**Exercise instructions**: Print these lines from the material exactly as they appear, beginning at the line that contains "close-tab-icon[interactable]: ✕ — [608, 6, 622, 44]" and stopping after the line that contains "close-tab-icon[interactable]: ✕ — [1496, 6, 1510, 44]".

**Entries**:
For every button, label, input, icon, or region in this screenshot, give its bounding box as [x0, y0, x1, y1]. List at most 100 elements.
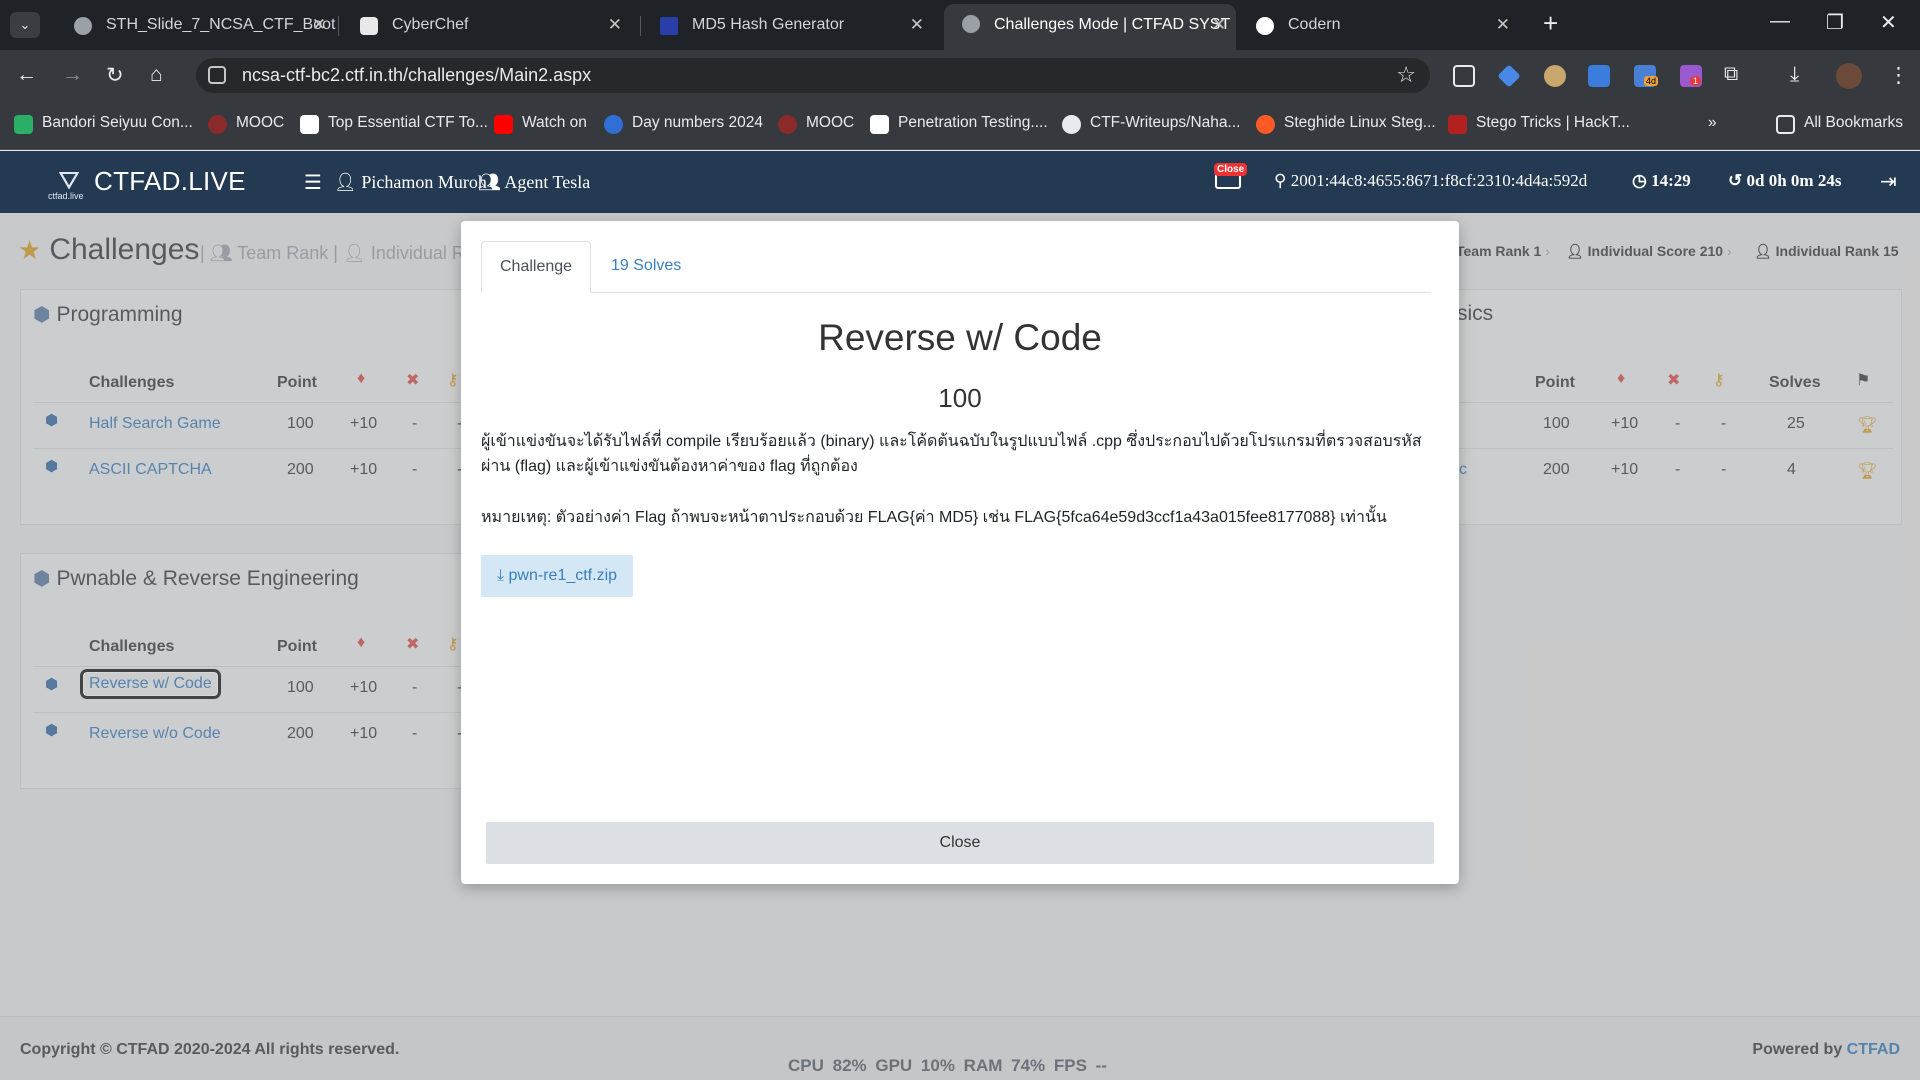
close-tab-icon[interactable]: ✕ — [608, 6, 622, 44]
tab-separator — [338, 16, 339, 36]
translate-icon[interactable] — [1588, 65, 1610, 87]
tab-codern[interactable]: Codern ✕ — [1238, 6, 1520, 44]
challenge-modal: Challenge 19 Solves Reverse w/ Code 100 … — [461, 221, 1459, 884]
elapsed-timer: ↺ 0d 0h 0m 24s — [1728, 171, 1841, 191]
globe-icon — [962, 15, 980, 33]
extension-calendar-icon[interactable]: 4d — [1634, 65, 1659, 87]
modal-tabs: Challenge 19 Solves — [481, 241, 1431, 293]
codern-icon — [1256, 17, 1274, 35]
bookmark-label: Bandori Seiyuu Con... — [42, 114, 193, 131]
tab-title: CyberChef — [392, 16, 469, 33]
close-tab-icon[interactable]: ✕ — [1496, 6, 1510, 44]
bookmark-label: MOOC — [236, 114, 285, 131]
download-icon[interactable]: ⤓ — [1790, 63, 1799, 87]
hamburger-menu-icon[interactable]: ☰ — [304, 170, 322, 195]
close-tab-icon[interactable]: ✕ — [910, 6, 924, 44]
bookmark-label: CTF-Writeups/Naha... — [1090, 114, 1241, 131]
team-name-text: Agent Tesla — [504, 172, 591, 192]
user-name[interactable]: 👤︎ Pichamon Muroh — [334, 172, 487, 193]
bookmarks-bar: Bandori Seiyuu Con... MOOC Top Essential… — [0, 100, 1920, 150]
close-button[interactable]: Close — [486, 822, 1434, 864]
bookmark-star-icon[interactable]: ☆ — [1396, 62, 1416, 88]
bookmark-label: Watch on — [522, 114, 587, 131]
bookmark-item[interactable]: Watch on — [494, 114, 587, 134]
close-tab-icon[interactable]: ✕ — [1212, 4, 1226, 46]
profile-avatar[interactable] — [1836, 63, 1862, 89]
site-info-icon[interactable] — [208, 66, 226, 84]
history-icon: ↺ — [1728, 171, 1743, 190]
bookmark-label: Day numbers 2024 — [632, 114, 763, 131]
home-icon[interactable]: ⌂ — [150, 63, 163, 87]
forward-icon[interactable]: → — [62, 63, 83, 87]
extension-teams-icon[interactable]: 1 — [1680, 65, 1702, 87]
tab-title: Challenges Mode | CTFAD SYST — [994, 16, 1231, 33]
medium-icon — [870, 115, 889, 134]
url-text[interactable]: ncsa-ctf-bc2.ctf.in.th/challenges/Main2.… — [242, 65, 591, 86]
extension-badge: 4d — [1644, 76, 1659, 86]
tab-search-button[interactable]: ⌄ — [10, 12, 40, 38]
bookmarks-overflow-icon[interactable]: » — [1708, 114, 1717, 132]
clock-icon: ◷ — [1632, 171, 1647, 190]
logout-icon[interactable]: ⇥ — [1880, 169, 1897, 194]
all-bookmarks-label: All Bookmarks — [1804, 114, 1904, 131]
bookmark-item[interactable]: MOOC — [778, 114, 855, 134]
restore-icon[interactable]: ❐ — [1826, 10, 1844, 35]
bookmark-item[interactable]: Top Essential CTF To... — [300, 114, 488, 134]
clock-text: 14:29 — [1651, 171, 1691, 190]
close-tab-icon[interactable]: ✕ — [312, 6, 326, 44]
new-tab-button[interactable]: + — [1543, 8, 1558, 39]
bookmark-label: Steghide Linux Steg... — [1284, 114, 1436, 131]
close-window-icon[interactable]: ✕ — [1880, 10, 1897, 35]
mooc-shield-icon — [778, 115, 797, 134]
youtube-icon — [494, 115, 513, 134]
bookmark-item[interactable]: Penetration Testing.... — [870, 114, 1048, 134]
all-bookmarks-button[interactable]: All Bookmarks — [1776, 114, 1904, 134]
bookmark-label: Top Essential CTF To... — [328, 114, 488, 131]
extension-badge: 1 — [1690, 76, 1702, 86]
tab-solves[interactable]: 19 Solves — [593, 241, 699, 293]
medium-icon — [300, 115, 319, 134]
tab-md5-generator[interactable]: MD5 Hash Generator ✕ — [642, 6, 934, 44]
team-icon: 👥︎ — [478, 172, 501, 192]
tab-separator — [640, 16, 641, 36]
bookmark-item[interactable]: Day numbers 2024 — [604, 114, 763, 134]
tab-challenge[interactable]: Challenge — [481, 241, 592, 293]
bookmark-label: Penetration Testing.... — [898, 114, 1048, 131]
bookmark-label: Stego Tricks | HackT... — [1476, 114, 1630, 131]
reload-icon[interactable]: ↻ — [106, 63, 124, 88]
tab-cyberchef[interactable]: CyberChef ✕ — [342, 6, 632, 44]
location-pin-icon: ⚲ — [1274, 171, 1287, 190]
hacktricks-icon — [1448, 115, 1467, 134]
minimize-icon[interactable]: — — [1770, 10, 1790, 33]
tab-challenges-mode[interactable]: Challenges Mode | CTFAD SYST ✕ — [944, 4, 1236, 50]
menu-kebab-icon[interactable]: ⋮ — [1888, 63, 1909, 88]
address-bar[interactable]: ncsa-ctf-bc2.ctf.in.th/challenges/Main2.… — [196, 58, 1430, 93]
extension-layers-icon[interactable] — [1497, 64, 1521, 88]
bookmark-item[interactable]: Stego Tricks | HackT... — [1448, 114, 1630, 134]
challenge-note: หมายเหตุ: ตัวอย่างค่า Flag ถ้าพบจะหน้าตา… — [481, 509, 1387, 526]
reddit-icon — [1256, 115, 1275, 134]
calendar-365-icon — [604, 115, 623, 134]
team-name[interactable]: 👥︎ Agent Tesla — [478, 172, 590, 193]
mooc-shield-icon — [208, 115, 227, 134]
top-navbar: ⛛ ctfad.live CTFAD.LIVE ☰ 👤︎ Pichamon Mu… — [0, 151, 1920, 213]
sidebar-icon[interactable] — [1453, 65, 1475, 87]
bookmark-item[interactable]: MOOC — [208, 114, 285, 134]
brand-name[interactable]: CTFAD.LIVE — [94, 166, 246, 197]
bookmark-label: MOOC — [806, 114, 855, 131]
extension-mask-icon[interactable] — [1544, 65, 1566, 87]
tab-title: STH_Slide_7_NCSA_CTF_Bootca — [106, 16, 336, 33]
bookmark-item[interactable]: Steghide Linux Steg... — [1256, 114, 1436, 134]
timer-text: 0d 0h 0m 24s — [1746, 171, 1842, 190]
browser-tabstrip: ⌄ STH_Slide_7_NCSA_CTF_Bootca ✕ CyberChe… — [0, 0, 1920, 50]
browser-toolbar: ← → ↻ ⌂ ncsa-ctf-bc2.ctf.in.th/challenge… — [0, 50, 1920, 100]
bookmark-item[interactable]: CTF-Writeups/Naha... — [1062, 114, 1241, 134]
back-icon[interactable]: ← — [16, 63, 37, 87]
chef-hat-icon — [360, 17, 378, 35]
challenge-description: ผู้เข้าแข่งขันจะได้รับไฟล์ที่ compile เร… — [481, 433, 1422, 475]
extensions-puzzle-icon[interactable]: ⧉ — [1724, 63, 1738, 86]
tab-sth-slide[interactable]: STH_Slide_7_NCSA_CTF_Bootca ✕ — [56, 6, 336, 44]
ip-address: ⚲ 2001:44c8:4655:8671:f8cf:2310:4d4a:592… — [1274, 171, 1587, 191]
download-file-button[interactable]: ⤓ pwn-re1_ctf.zip — [481, 555, 634, 597]
bookmark-item[interactable]: Bandori Seiyuu Con... — [14, 114, 193, 134]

**Problem solution**:
close-tab-icon[interactable]: ✕ — [608, 6, 622, 44]
tab-separator — [338, 16, 339, 36]
translate-icon[interactable] — [1588, 65, 1610, 87]
tab-codern[interactable]: Codern ✕ — [1238, 6, 1520, 44]
challenge-modal: Challenge 19 Solves Reverse w/ Code 100 … — [461, 221, 1459, 884]
elapsed-timer: ↺ 0d 0h 0m 24s — [1728, 171, 1841, 191]
globe-icon — [962, 15, 980, 33]
extension-calendar-icon[interactable]: 4d — [1634, 65, 1659, 87]
modal-tabs: Challenge 19 Solves — [481, 241, 1431, 293]
codern-icon — [1256, 17, 1274, 35]
bookmark-label: Bandori Seiyuu Con... — [42, 114, 193, 131]
tab-title: CyberChef — [392, 16, 469, 33]
close-tab-icon[interactable]: ✕ — [1496, 6, 1510, 44]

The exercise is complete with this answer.